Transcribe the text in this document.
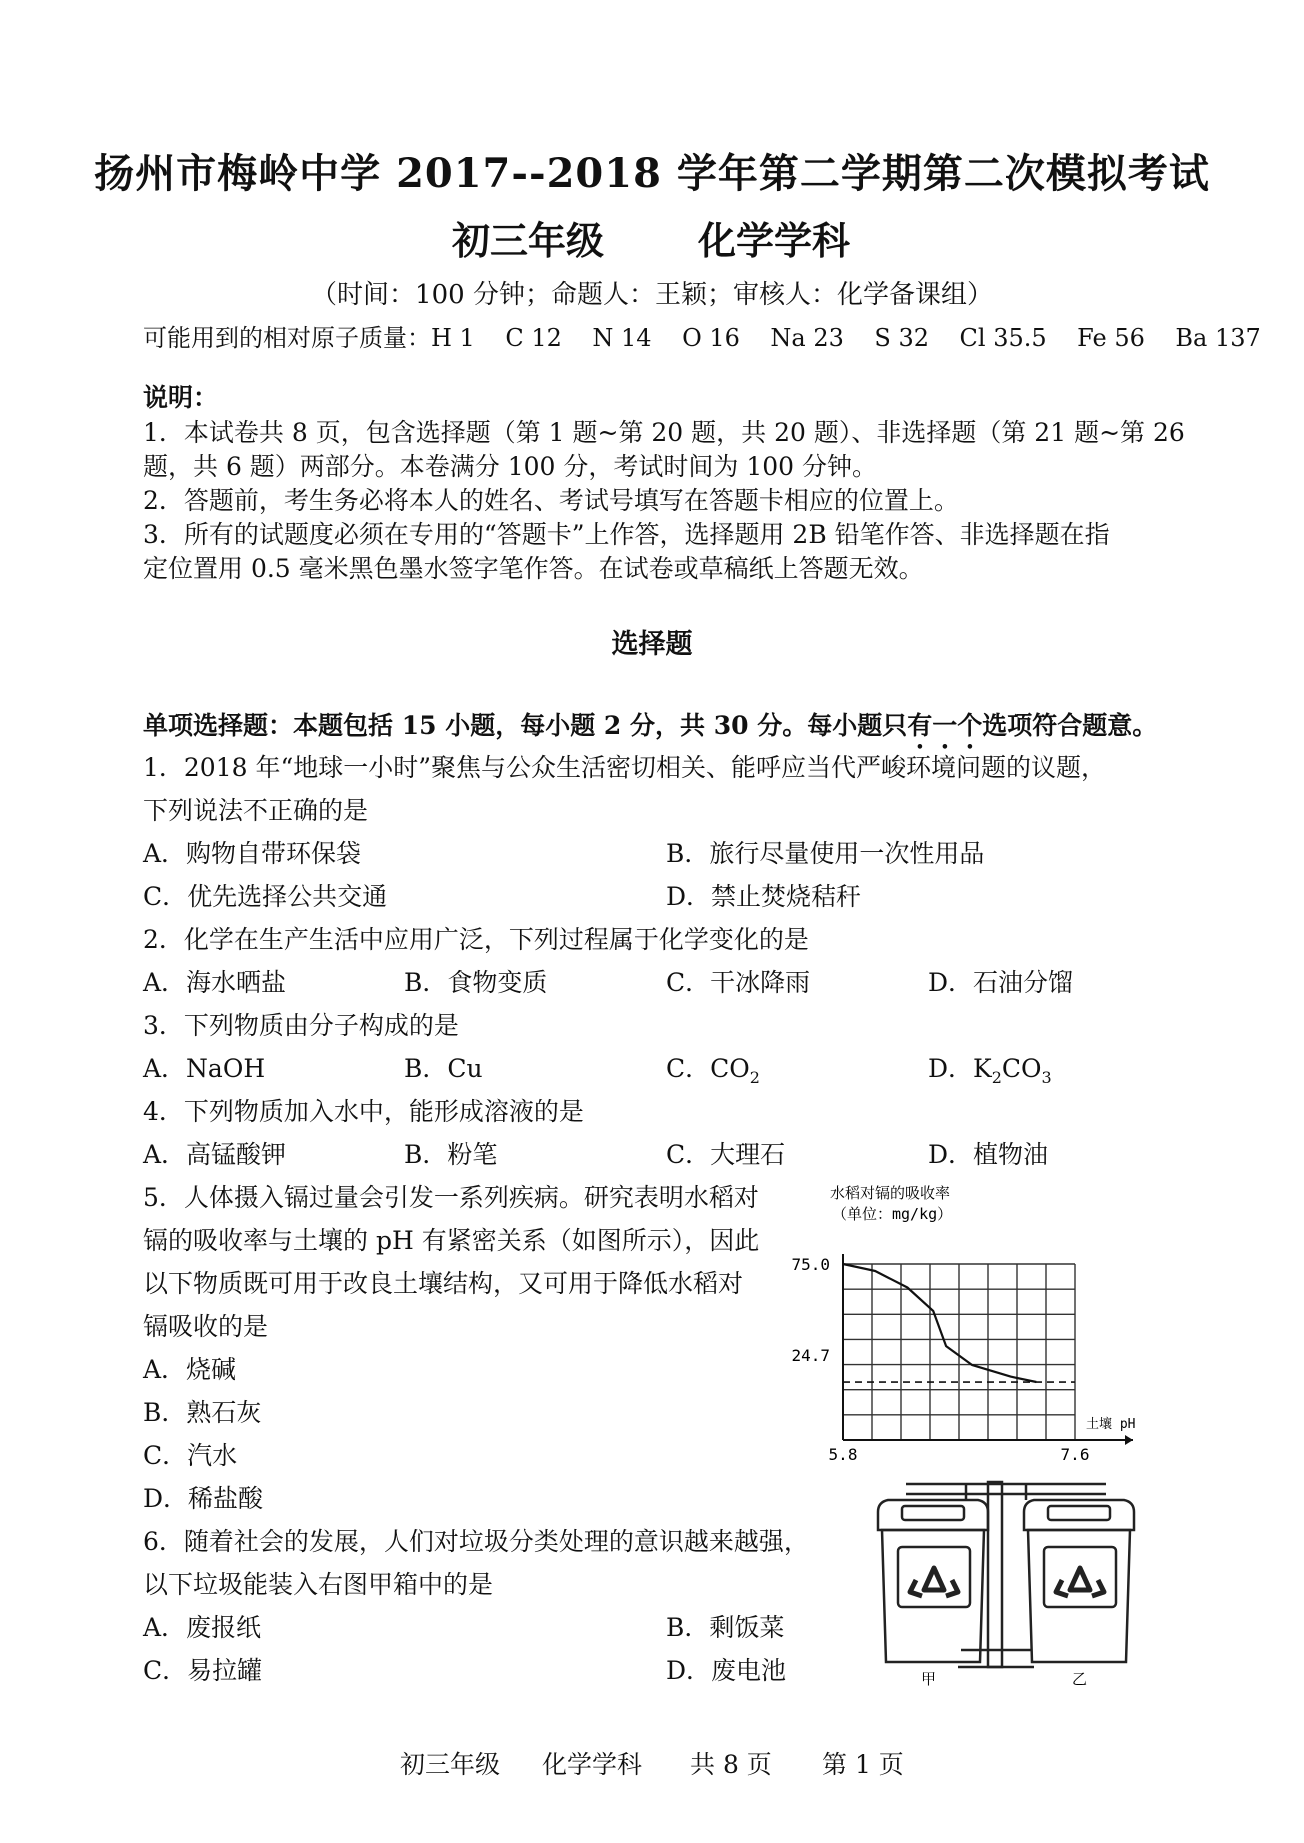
扬州市梅岭中学 2017--2018 学年第二学期第二次模拟考试
初三年级 化学学科
（时间：100 分钟；命题人：王颖；审核人：化学备课组）
可能用到的相对原子质量：H 1    C 12    N 14    O 16    Na 23    S 32    Cl 35.5    Fe 56    Ba 137
说明：
1．本试卷共 8 页，包含选择题（第 1 题~第 20 题，共 20 题）、非选择题（第 21 题~第 26
题，共 6 题）两部分。本卷满分 100 分，考试时间为 100 分钟。
2．答题前，考生务必将本人的姓名、考试号填写在答题卡相应的位置上。
3．所有的试题度必须在专用的“答题卡”上作答，选择题用 2B 铅笔作答、非选择题在指
定位置用 0.5 毫米黑色墨水签字笔作答。在试卷或草稿纸上答题无效。
选择题
单项选择题：本题包括 15 小题，每小题 2 分，共 30 分。每小题只有一个选项符合题意。
1．2018 年“地球一小时”聚焦与公众生活密切相关、能呼应当代严峻环境问题的议题，
下列说法不正确的是
A．购物自带环保袋	B．旅行尽量使用一次性用品
C．优先选择公共交通	D．禁止焚烧秸秆
2．化学在生产生活中应用广泛，下列过程属于化学变化的是
A．海水晒盐	B．食物变质	C．干冰降雨	D．石油分馏
3．下列物质由分子构成的是
A．NaOH	B．Cu	C．$CO_2$	D．$K_2CO_3$
4．下列物质加入水中，能形成溶液的是
A．高锰酸钾	B．粉笔	C．大理石	D．植物油
5．人体摄入镉过量会引发一系列疾病。研究表明水稻对
镉的吸收率与土壤的 pH 有紧密关系（如图所示），因此
以下物质既可用于改良土壤结构，又可用于降低水稻对
镉吸收的是
A．烧碱
B．熟石灰
C．汽水
D．稀盐酸
水稻对镉的吸收率
（单位：mg/kg）
土壤 pH
5.8	7.6
75.0
24.7
6．随着社会的发展，人们对垃圾分类处理的意识越来越强，
以下垃圾能装入右图甲箱中的是
A．废报纸	B．剩饭菜
C．易拉罐	D．废电池	甲	乙
初三年级 化学学科 共 8 页 第 1 页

◆ What to do
Produce an exact copy of each line of data, skipping embedded images.

◆ Response below
Transcribe the text in this document.
扬州市梅岭中学 2017--2018 学年第二学期第二次模拟考试
初三年级 化学学科
（时间：100 分钟；命题人：王颖；审核人：化学备课组）
可能用到的相对原子质量：H 1    C 12    N 14    O 16    Na 23    S 32    Cl 35.5    Fe 56    Ba 137
说明：
1．本试卷共 8 页，包含选择题（第 1 题~第 20 题，共 20 题）、非选择题（第 21 题~第 26
题，共 6 题）两部分。本卷满分 100 分，考试时间为 100 分钟。
2．答题前，考生务必将本人的姓名、考试号填写在答题卡相应的位置上。
3．所有的试题度必须在专用的“答题卡”上作答，选择题用 2B 铅笔作答、非选择题在指
定位置用 0.5 毫米黑色墨水签字笔作答。在试卷或草稿纸上答题无效。
选择题
单项选择题：本题包括 15 小题，每小题 2 分，共 30 分。每小题只有一个选项符合题意。
1．2018 年“地球一小时”聚焦与公众生活密切相关、能呼应当代严峻环境问题的议题，
下列说法不正确的是
A．购物自带环保袋	B．旅行尽量使用一次性用品
C．优先选择公共交通	D．禁止焚烧秸秆
2．化学在生产生活中应用广泛，下列过程属于化学变化的是
A．海水晒盐	B．食物变质	C．干冰降雨	D．石油分馏
3．下列物质由分子构成的是
A．NaOH	B．Cu	C．$CO_2$	D．$K_2CO_3$
4．下列物质加入水中，能形成溶液的是
A．高锰酸钾	B．粉笔	C．大理石	D．植物油
5．人体摄入镉过量会引发一系列疾病。研究表明水稻对
镉的吸收率与土壤的 pH 有紧密关系（如图所示），因此
以下物质既可用于改良土壤结构，又可用于降低水稻对
镉吸收的是
A．烧碱
B．熟石灰
C．汽水
D．稀盐酸
水稻对镉的吸收率
（单位：mg/kg）
土壤 pH
5.8	7.6
75.0
24.7
6．随着社会的发展，人们对垃圾分类处理的意识越来越强，
以下垃圾能装入右图甲箱中的是
A．废报纸	B．剩饭菜
C．易拉罐	D．废电池	甲	乙
初三年级 化学学科 共 8 页 第 1 页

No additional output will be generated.